### Goal
Print every record below exactly as written.

### Data section
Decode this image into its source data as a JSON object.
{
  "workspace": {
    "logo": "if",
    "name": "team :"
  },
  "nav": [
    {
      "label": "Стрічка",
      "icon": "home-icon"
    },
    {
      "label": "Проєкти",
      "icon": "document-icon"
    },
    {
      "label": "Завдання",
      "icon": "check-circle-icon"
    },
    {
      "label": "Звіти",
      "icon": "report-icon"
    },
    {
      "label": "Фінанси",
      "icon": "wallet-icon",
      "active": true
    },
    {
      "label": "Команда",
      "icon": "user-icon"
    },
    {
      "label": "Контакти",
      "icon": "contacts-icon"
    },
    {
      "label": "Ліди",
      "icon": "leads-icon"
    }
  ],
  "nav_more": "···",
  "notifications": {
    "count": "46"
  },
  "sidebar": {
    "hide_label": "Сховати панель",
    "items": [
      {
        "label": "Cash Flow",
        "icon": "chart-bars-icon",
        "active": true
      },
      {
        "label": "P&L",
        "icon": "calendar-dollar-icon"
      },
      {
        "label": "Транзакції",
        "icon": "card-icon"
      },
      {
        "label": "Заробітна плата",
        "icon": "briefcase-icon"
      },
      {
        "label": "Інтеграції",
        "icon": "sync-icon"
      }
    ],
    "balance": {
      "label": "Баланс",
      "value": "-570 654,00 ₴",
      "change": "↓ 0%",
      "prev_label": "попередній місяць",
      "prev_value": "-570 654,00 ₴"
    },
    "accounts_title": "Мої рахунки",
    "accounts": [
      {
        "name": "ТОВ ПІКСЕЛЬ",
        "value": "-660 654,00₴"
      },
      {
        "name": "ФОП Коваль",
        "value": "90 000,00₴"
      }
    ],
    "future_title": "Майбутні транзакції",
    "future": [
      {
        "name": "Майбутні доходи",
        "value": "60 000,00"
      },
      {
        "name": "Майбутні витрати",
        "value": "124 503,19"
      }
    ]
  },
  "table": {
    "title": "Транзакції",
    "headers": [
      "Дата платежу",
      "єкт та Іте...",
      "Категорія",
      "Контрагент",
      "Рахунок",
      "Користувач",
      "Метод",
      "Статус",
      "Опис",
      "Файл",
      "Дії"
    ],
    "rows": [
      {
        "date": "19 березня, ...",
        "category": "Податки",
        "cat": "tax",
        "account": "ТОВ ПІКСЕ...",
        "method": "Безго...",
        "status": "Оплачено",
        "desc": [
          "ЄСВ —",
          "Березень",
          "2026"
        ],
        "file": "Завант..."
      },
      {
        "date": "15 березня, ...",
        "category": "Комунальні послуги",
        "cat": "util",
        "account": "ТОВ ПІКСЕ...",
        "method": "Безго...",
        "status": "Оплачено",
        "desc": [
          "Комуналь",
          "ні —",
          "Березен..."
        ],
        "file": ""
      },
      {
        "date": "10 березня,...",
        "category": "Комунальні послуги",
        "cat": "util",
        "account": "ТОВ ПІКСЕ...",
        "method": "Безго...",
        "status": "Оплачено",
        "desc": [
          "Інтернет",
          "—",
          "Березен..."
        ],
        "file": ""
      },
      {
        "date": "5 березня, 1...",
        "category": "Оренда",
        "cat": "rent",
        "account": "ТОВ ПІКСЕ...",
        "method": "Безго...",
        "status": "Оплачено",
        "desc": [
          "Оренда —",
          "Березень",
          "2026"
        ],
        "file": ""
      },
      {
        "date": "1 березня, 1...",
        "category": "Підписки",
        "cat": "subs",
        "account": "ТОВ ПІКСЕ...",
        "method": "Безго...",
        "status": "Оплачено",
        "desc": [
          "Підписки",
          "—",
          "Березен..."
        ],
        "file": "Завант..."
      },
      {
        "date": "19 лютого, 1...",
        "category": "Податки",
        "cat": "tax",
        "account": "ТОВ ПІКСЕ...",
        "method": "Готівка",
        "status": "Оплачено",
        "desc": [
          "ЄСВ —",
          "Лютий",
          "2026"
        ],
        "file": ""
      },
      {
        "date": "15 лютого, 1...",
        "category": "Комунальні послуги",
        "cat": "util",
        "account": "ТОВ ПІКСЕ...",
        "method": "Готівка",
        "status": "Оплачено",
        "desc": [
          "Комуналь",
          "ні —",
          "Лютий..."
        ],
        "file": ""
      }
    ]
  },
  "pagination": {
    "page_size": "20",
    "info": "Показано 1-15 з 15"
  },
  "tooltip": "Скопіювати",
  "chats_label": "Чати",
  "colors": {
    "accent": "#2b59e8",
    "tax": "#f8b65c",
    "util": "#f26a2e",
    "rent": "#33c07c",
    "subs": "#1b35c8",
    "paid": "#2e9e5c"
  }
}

### Reply to the exercise
Decode this image into its source data as a JSON object.
{
  "workspace": {
    "logo": "if",
    "name": "team :"
  },
  "nav": [
    {
      "label": "Стрічка",
      "icon": "home-icon"
    },
    {
      "label": "Проєкти",
      "icon": "document-icon"
    },
    {
      "label": "Завдання",
      "icon": "check-circle-icon"
    },
    {
      "label": "Звіти",
      "icon": "report-icon"
    },
    {
      "label": "Фінанси",
      "icon": "wallet-icon",
      "active": true
    },
    {
      "label": "Команда",
      "icon": "user-icon"
    },
    {
      "label": "Контакти",
      "icon": "contacts-icon"
    },
    {
      "label": "Ліди",
      "icon": "leads-icon"
    }
  ],
  "nav_more": "···",
  "notifications": {
    "count": "46"
  },
  "sidebar": {
    "hide_label": "Сховати панель",
    "items": [
      {
        "label": "Cash Flow",
        "icon": "chart-bars-icon",
        "active": true
      },
      {
        "label": "P&L",
        "icon": "calendar-dollar-icon"
      },
      {
        "label": "Транзакції",
        "icon": "card-icon"
      },
      {
        "label": "Заробітна плата",
        "icon": "briefcase-icon"
      },
      {
        "label": "Інтеграції",
        "icon": "sync-icon"
      }
    ],
    "balance": {
      "label": "Баланс",
      "value": "-570 654,00 ₴",
      "change": "↓ 0%",
      "prev_label": "попередній місяць",
      "prev_value": "-570 654,00 ₴"
    },
    "accounts_title": "Мої рахунки",
    "accounts": [
      {
        "name": "ТОВ ПІКСЕЛЬ",
        "value": "-660 654,00₴"
      },
      {
        "name": "ФОП Коваль",
        "value": "90 000,00₴"
      }
    ],
    "future_title": "Майбутні транзакції",
    "future": [
      {
        "name": "Майбутні доходи",
        "value": "60 000,00"
      },
      {
        "name": "Майбутні витрати",
        "value": "124 503,19"
      }
    ]
  },
  "table": {
    "title": "Транзакції",
    "headers": [
      "Дата платежу",
      "єкт та Іте...",
      "Категорія",
      "Контрагент",
      "Рахунок",
      "Користувач",
      "Метод",
      "Статус",
      "Опис",
      "Файл",
      "Дії"
    ],
    "rows": [
      {
        "date": "19 березня, ...",
        "category": "Податки",
        "cat": "tax",
        "account": "ТОВ ПІКСЕ...",
        "method": "Безго...",
        "status": "Оплачено",
        "desc": [
          "ЄСВ —",
          "Березень",
          "2026"
        ],
        "file": "Завант..."
      },
      {
        "date": "15 березня, ...",
        "category": "Комунальні послуги",
        "cat": "util",
        "account": "ТОВ ПІКСЕ...",
        "method": "Безго...",
        "status": "Оплачено",
        "desc": [
          "Комуналь",
          "ні —",
          "Березен..."
        ],
        "file": ""
      },
      {
        "date": "10 березня,...",
        "category": "Комунальні послуги",
        "cat": "util",
        "account": "ТОВ ПІКСЕ...",
        "method": "Безго...",
        "status": "Оплачено",
        "desc": [
          "Інтернет",
          "—",
          "Березен..."
        ],
        "file": ""
      },
      {
        "date": "5 березня, 1...",
        "category": "Оренда",
        "cat": "rent",
        "account": "ТОВ ПІКСЕ...",
        "method": "Безго...",
        "status": "Оплачено",
        "desc": [
          "Оренда —",
          "Березень",
          "2026"
        ],
        "file": ""
      },
      {
        "date": "1 березня, 1...",
        "category": "Підписки",
        "cat": "subs",
        "account": "ТОВ ПІКСЕ...",
        "method": "Безго...",
        "status": "Оплачено",
        "desc": [
          "Підписки",
          "—",
          "Березен..."
        ],
        "file": "Завант..."
      },
      {
        "date": "19 лютого, 1...",
        "category": "Податки",
        "cat": "tax",
        "account": "ТОВ ПІКСЕ...",
        "method": "Готівка",
        "status": "Оплачено",
        "desc": [
          "ЄСВ —",
          "Лютий",
          "2026"
        ],
        "file": ""
      },
      {
        "date": "15 лютого, 1...",
        "category": "Комунальні послуги",
        "cat": "util",
        "account": "ТОВ ПІКСЕ...",
        "method": "Готівка",
        "status": "Оплачено",
        "desc": [
          "Комуналь",
          "ні —",
          "Лютий..."
        ],
        "file": ""
      }
    ]
  },
  "pagination": {
    "page_size": "20",
    "info": "Показано 1-15 з 15"
  },
  "tooltip": "Скопіювати",
  "chats_label": "Чати",
  "colors": {
    "accent": "#2b59e8",
    "tax": "#f8b65c",
    "util": "#f26a2e",
    "rent": "#33c07c",
    "subs": "#1b35c8",
    "paid": "#2e9e5c"
  }
}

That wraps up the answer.